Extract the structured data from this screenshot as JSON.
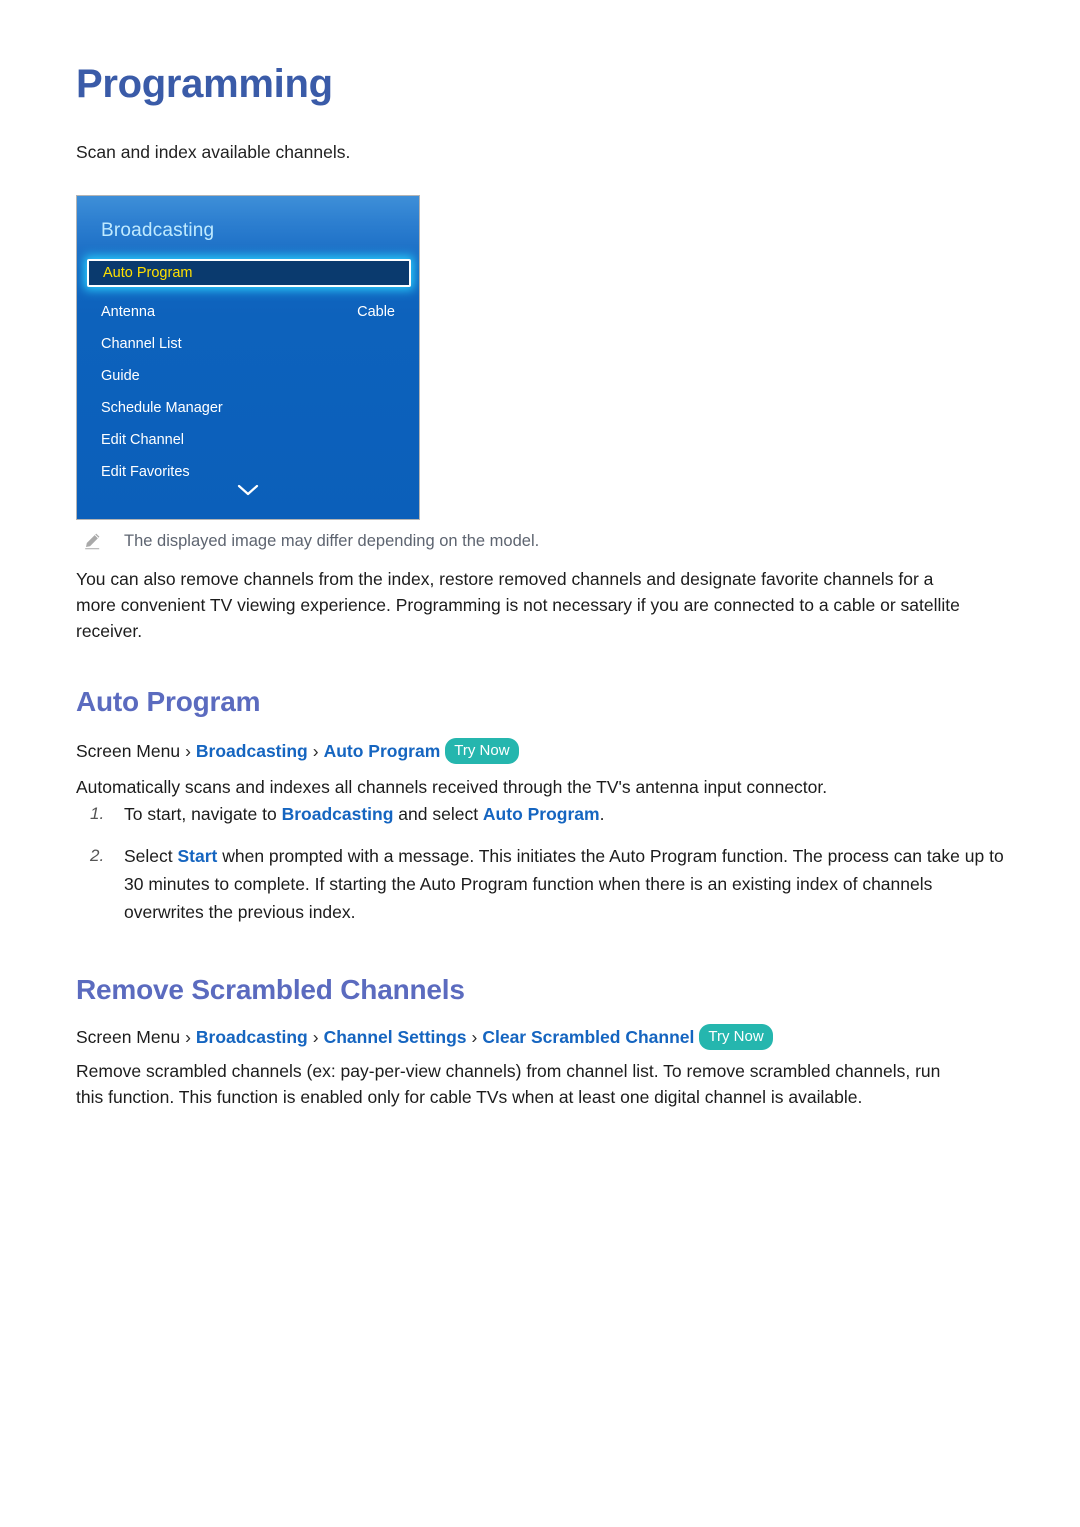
{
  "document": {
    "title": "Programming",
    "intro": "Scan and index available channels."
  },
  "tv_menu": {
    "header": "Broadcasting",
    "selected_item": "Auto Program",
    "items": [
      {
        "label": "Antenna",
        "value": "Cable"
      },
      {
        "label": "Channel List",
        "value": ""
      },
      {
        "label": "Guide",
        "value": ""
      },
      {
        "label": "Schedule Manager",
        "value": ""
      },
      {
        "label": "Edit Channel",
        "value": ""
      },
      {
        "label": "Edit Favorites",
        "value": ""
      }
    ],
    "scroll_indicator": "chevron-down-icon",
    "colors": {
      "panel_blue": "#0b5fba",
      "panel_blue_top": "#3e8fd8",
      "header_text": "#bfeaff",
      "highlight_fill": "#0a3a6e",
      "highlight_glow": "#2ad2ff",
      "highlight_text": "#ffe000"
    }
  },
  "note": {
    "icon": "pencil-icon",
    "text": "The displayed image may differ depending on the model."
  },
  "paragraphs": {
    "intro_body": "You can also remove channels from the index, restore removed channels and designate favorite channels for a more convenient TV viewing experience. Programming is not necessary if you are connected to a cable or satellite receiver.",
    "auto_program_body": "Automatically scans and indexes all channels received through the TV's antenna input connector.",
    "scrambled_body": "Remove scrambled channels (ex: pay-per-view channels) from channel list. To remove scrambled channels, run this function. This function is enabled only for cable TVs when at least one digital channel is available."
  },
  "sections": {
    "auto_program": {
      "heading": "Auto Program",
      "breadcrumb": {
        "root": "Screen Menu",
        "separator": "›",
        "links": [
          "Broadcasting",
          "Auto Program"
        ],
        "badge": "Try Now"
      },
      "steps": [
        {
          "number": "1.",
          "parts": [
            {
              "text": "To start, navigate to ",
              "style": "plain"
            },
            {
              "text": "Broadcasting",
              "style": "link"
            },
            {
              "text": " and select ",
              "style": "plain"
            },
            {
              "text": "Auto Program",
              "style": "link"
            },
            {
              "text": ".",
              "style": "plain"
            }
          ]
        },
        {
          "number": "2.",
          "parts": [
            {
              "text": "Select ",
              "style": "plain"
            },
            {
              "text": "Start",
              "style": "link"
            },
            {
              "text": " when prompted with a message. This initiates the Auto Program function. The process can take up to 30 minutes to complete. If starting the Auto Program function when there is an existing index of channels overwrites the previous index.",
              "style": "plain"
            }
          ]
        }
      ]
    },
    "remove_scrambled": {
      "heading": "Remove Scrambled Channels",
      "breadcrumb": {
        "root": "Screen Menu",
        "separator": "›",
        "links": [
          "Broadcasting",
          "Channel Settings",
          "Clear Scrambled Channel"
        ],
        "badge": "Try Now"
      }
    }
  },
  "theme": {
    "title_blue": "#3a5ba8",
    "heading_blue": "#5b6bbf",
    "link_blue": "#1565c0",
    "badge_teal": "#25b6ae",
    "note_gray": "#5d6470"
  }
}
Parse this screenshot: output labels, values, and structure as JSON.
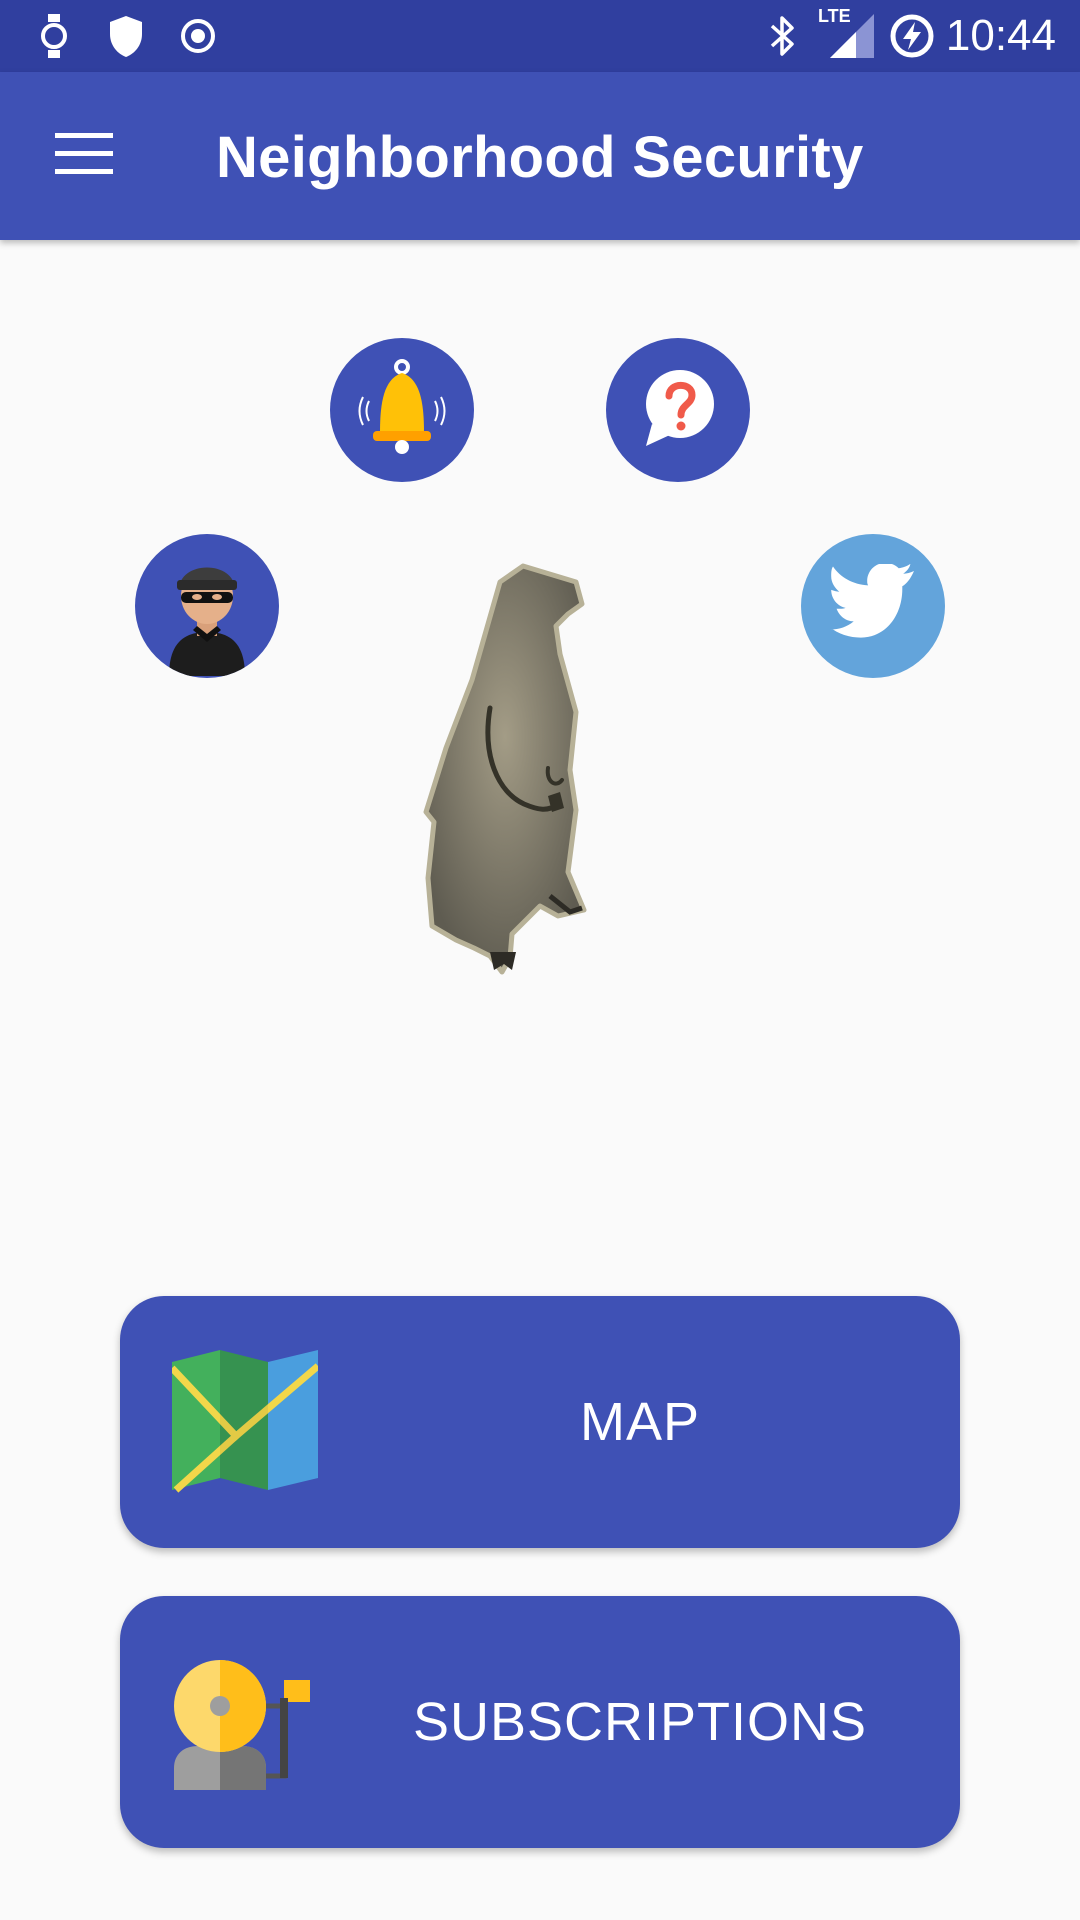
{
  "status_bar": {
    "time": "10:44",
    "network": "LTE",
    "left_icons": [
      "watch-icon",
      "shield-icon",
      "target-icon"
    ],
    "right_icons": [
      "bluetooth-icon",
      "signal-icon",
      "battery-charging-icon"
    ]
  },
  "app_bar": {
    "title": "Neighborhood Security",
    "menu_icon": "hamburger-menu-icon"
  },
  "quick_actions": [
    {
      "name": "alert-bell-button",
      "icon": "bell-icon"
    },
    {
      "name": "help-button",
      "icon": "question-bubble-icon"
    },
    {
      "name": "burglar-button",
      "icon": "burglar-icon"
    },
    {
      "name": "twitter-button",
      "icon": "twitter-bird-icon"
    }
  ],
  "mascot": {
    "icon": "groundhog-silhouette-icon"
  },
  "buttons": {
    "map_label": "MAP",
    "map_icon": "folded-map-icon",
    "subscriptions_label": "SUBSCRIPTIONS",
    "subscriptions_icon": "alarm-bell-icon"
  },
  "colors": {
    "status_bar": "#303f9f",
    "primary": "#3f51b5",
    "twitter": "#63a4db",
    "background": "#fafafa"
  }
}
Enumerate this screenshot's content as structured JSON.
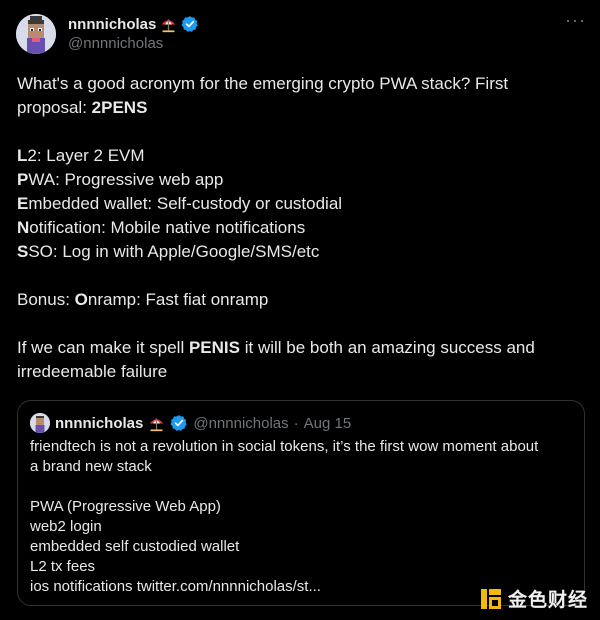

> OBJECTIVE:
In how many lines of the data does the string "name" appear? Give only the number.

> FULL OUTPUT:
4